### [EXTRACT PROVIDED]
##############################

The Oh-So Powerful Umbrella | Transcription

The umbrella is is one of the most powerful light modifiers you can get and it’s incredibly inexpensive. This is the Westcott Shoot Through Umbrella. It’s I believe, like 20 bucks, okay? Again, get the Westcott version of this. There are cheaper versions but 20 bucks is already inexpensive enough and this is actually well made and well built. This guy ports around of course, like an umbrella, which means that it’s incredibly small. You can put it into any lighting accessory and bag and once you need it, you’re just going to open it up and place it onto your flash bracket right here. Here we would have our flash on top of this, we’d have this on our stand and we’d place this right into that little umbrella port. One thing to keep in mind that I wanted to actually demonstrate in this video is to make sure that you place the flash and the umbrella at an appropriate distance.

Meaning, remember from Lighting 101, if a diffuser is placed to close to the light source, the light doesn’t have a chance to open up and to use the full length or the full size of that diffuser. For example, if my flash is mounted on here and I push this in, then when the flash fires, I’m only using this little front piece of the diffuser, right? I need to keep this diffuser further from the flash and ideally, you want to keep the flash zoomed out so that it’s basically going to be zoomed like 24 or whatever wide zoom so the flash hits the entire umbrella and you end up getting a much softer light. Now of course, with a softer light you do have more light fall off but that’s not the point. The point is to get a beautiful, soft light.

In this tutorial, I’m going to go ahead and walk through the umbrella in a little situation where, what we’re doing here is we’re shooting a couple’s engagement session. This is an actual client. We’re out in downtown Las Angeles. There’s a beautiful scene here where we have these kind of converging lines on this building or on these buildings surrounding this area and i want to place them in a way where we can kind of use that and utilize that. I thought the perfect modifier for this scene is the umbrella. Why? Because it’s simple, it’s easy to use, it gives me a soft light and frankly, that’s the modifier I had on me at the time so why not use it?

##############################

### [DATASET SECTION]
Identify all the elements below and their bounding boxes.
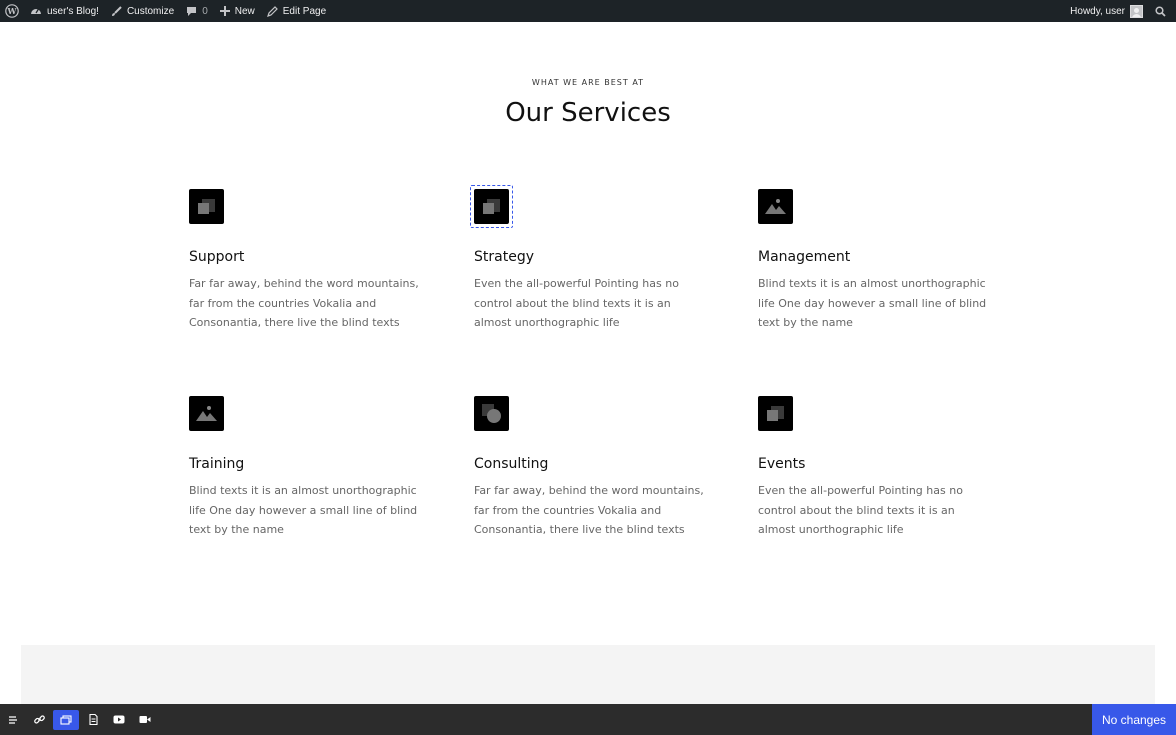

##############################

### [SET OF TASKS]
[a] In the umbrella transcription, which specific umbrella is shown?
[b] Output a passage of the umbrella transcription word for word. Begin at the words "Meaning, remember from" and stop after "beautiful, soft light.".

### [SOLUTIONS IN ORDER]
[a] The Westcott Shoot Through Umbrella.

[b]
Meaning, remember from Lighting 101, if a diffuser is placed to close to the light source, the light doesn’t have a chance to open up and to use the full length or the full size of that diffuser. For example, if my flash is mounted on here and I push this in, then when the flash fires, I’m only using this little front piece of the diffuser, right? I need to keep this diffuser further from the flash and ideally, you want to keep the flash zoomed out so that it’s basically going to be zoomed like 24 or whatever wide zoom so the flash hits the entire umbrella and you end up getting a much softer light. Now of course, with a softer light you do have more light fall off but that’s not the point. The point is to get a beautiful, soft light.